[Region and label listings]
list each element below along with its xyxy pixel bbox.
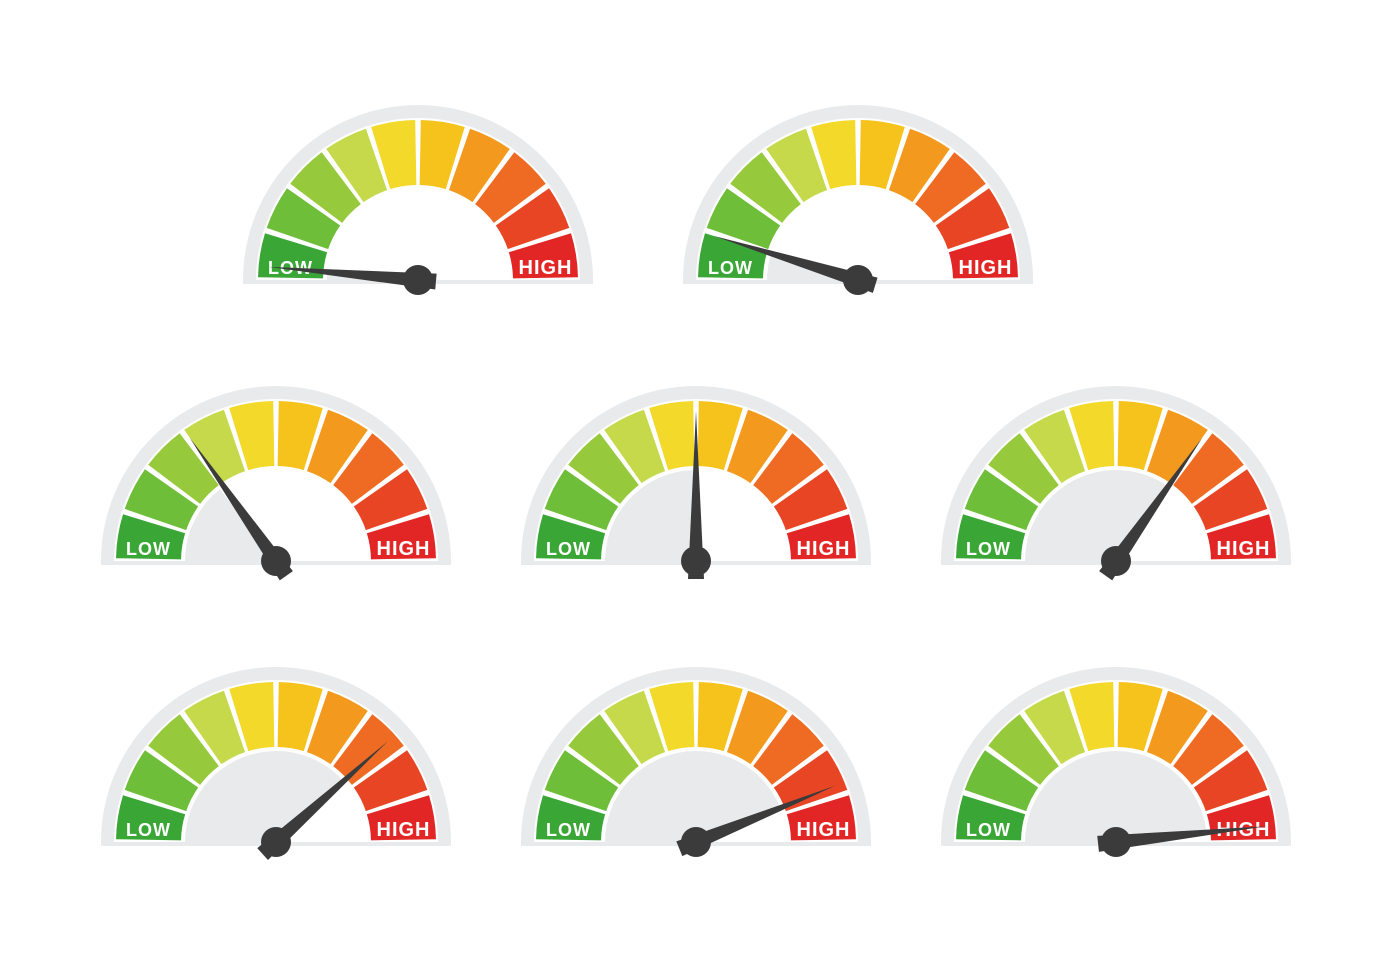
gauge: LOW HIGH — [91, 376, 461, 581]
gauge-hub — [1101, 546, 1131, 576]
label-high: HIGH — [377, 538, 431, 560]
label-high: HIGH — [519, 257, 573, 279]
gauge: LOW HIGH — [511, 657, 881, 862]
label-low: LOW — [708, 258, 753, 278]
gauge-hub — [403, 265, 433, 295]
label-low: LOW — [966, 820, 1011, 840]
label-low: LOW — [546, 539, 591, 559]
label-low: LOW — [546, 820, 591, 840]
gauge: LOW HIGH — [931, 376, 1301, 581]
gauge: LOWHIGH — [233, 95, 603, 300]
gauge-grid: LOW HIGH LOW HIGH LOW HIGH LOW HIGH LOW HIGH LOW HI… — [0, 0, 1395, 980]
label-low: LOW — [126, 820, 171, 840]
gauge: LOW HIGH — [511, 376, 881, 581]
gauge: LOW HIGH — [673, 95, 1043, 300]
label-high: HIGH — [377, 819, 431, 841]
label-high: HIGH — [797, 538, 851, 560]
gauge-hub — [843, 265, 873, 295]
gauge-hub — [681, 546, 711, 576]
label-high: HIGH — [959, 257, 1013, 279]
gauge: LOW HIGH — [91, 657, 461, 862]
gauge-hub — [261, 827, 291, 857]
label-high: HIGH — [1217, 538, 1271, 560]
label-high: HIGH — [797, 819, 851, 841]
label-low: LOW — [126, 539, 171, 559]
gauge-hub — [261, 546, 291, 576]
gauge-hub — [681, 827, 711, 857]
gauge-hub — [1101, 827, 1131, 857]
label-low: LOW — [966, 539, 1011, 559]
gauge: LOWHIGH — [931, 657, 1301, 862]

---

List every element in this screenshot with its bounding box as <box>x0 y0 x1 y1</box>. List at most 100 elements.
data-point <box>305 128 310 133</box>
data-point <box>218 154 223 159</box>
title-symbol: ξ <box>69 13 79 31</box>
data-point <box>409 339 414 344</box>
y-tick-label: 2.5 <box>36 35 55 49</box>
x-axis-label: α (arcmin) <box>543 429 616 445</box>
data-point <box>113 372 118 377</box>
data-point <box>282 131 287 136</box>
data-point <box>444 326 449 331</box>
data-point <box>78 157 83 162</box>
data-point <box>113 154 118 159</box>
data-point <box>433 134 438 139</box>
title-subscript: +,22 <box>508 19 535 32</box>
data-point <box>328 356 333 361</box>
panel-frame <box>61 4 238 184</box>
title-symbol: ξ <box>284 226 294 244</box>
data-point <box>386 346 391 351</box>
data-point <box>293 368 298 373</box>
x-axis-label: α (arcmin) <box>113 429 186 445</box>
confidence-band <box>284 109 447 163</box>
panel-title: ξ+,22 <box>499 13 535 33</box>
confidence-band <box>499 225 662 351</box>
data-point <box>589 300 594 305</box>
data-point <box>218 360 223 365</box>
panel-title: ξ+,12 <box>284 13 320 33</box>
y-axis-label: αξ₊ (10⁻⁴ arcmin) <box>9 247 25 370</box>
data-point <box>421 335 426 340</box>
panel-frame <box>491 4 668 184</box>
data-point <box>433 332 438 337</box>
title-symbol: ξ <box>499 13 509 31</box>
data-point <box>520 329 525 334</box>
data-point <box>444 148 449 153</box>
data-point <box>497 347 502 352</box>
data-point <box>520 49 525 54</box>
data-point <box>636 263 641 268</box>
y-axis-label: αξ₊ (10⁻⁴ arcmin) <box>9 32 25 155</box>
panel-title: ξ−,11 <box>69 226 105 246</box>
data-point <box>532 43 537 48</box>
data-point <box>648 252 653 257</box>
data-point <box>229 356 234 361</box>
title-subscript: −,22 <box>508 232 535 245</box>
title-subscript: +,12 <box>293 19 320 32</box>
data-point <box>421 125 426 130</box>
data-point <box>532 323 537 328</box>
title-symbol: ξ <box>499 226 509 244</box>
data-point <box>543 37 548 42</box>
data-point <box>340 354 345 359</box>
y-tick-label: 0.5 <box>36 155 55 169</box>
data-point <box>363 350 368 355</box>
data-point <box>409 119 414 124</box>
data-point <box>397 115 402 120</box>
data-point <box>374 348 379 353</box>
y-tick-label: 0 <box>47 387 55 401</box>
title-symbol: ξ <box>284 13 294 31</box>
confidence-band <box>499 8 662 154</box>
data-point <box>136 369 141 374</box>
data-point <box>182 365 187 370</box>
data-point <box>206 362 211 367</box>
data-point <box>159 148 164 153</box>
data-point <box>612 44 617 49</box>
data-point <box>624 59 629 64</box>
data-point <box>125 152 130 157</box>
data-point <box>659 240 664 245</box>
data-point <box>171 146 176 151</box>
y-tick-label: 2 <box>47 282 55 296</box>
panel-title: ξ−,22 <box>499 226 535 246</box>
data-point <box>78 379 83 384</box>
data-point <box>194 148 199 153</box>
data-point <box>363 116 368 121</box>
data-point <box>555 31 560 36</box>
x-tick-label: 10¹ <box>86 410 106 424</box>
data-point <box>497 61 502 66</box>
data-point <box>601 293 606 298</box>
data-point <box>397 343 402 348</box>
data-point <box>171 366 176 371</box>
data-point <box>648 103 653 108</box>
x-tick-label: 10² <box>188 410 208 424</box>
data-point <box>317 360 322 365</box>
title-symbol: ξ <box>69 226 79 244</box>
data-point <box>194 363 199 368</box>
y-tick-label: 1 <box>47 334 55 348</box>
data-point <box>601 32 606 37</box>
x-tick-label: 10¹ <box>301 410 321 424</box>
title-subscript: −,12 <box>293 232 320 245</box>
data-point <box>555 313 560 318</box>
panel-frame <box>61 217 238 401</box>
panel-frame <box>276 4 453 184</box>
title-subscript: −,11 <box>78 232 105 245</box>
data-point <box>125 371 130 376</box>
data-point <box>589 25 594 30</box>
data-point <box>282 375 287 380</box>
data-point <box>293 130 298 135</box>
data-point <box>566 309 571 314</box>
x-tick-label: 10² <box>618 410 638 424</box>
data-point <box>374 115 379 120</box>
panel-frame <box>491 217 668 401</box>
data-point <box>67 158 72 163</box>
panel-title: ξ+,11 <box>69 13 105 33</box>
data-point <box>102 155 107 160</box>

- **Task description**:
Copy the entries from the line with "List every element" up to and including the line with "data-point <box>113 154 118 159</box>", replacing "arcmin" with "arcminutes" and leaving everything else unchanged.

- **The solution**:
List every element in this screenshot with its bounding box as <box>x0 y0 x1 y1</box>. List at most 100 elements.
data-point <box>305 128 310 133</box>
data-point <box>218 154 223 159</box>
title-symbol: ξ <box>69 13 79 31</box>
data-point <box>409 339 414 344</box>
y-tick-label: 2.5 <box>36 35 55 49</box>
x-axis-label: α (arcminutes) <box>543 429 616 445</box>
data-point <box>113 372 118 377</box>
data-point <box>282 131 287 136</box>
data-point <box>444 326 449 331</box>
data-point <box>78 157 83 162</box>
data-point <box>113 154 118 159</box>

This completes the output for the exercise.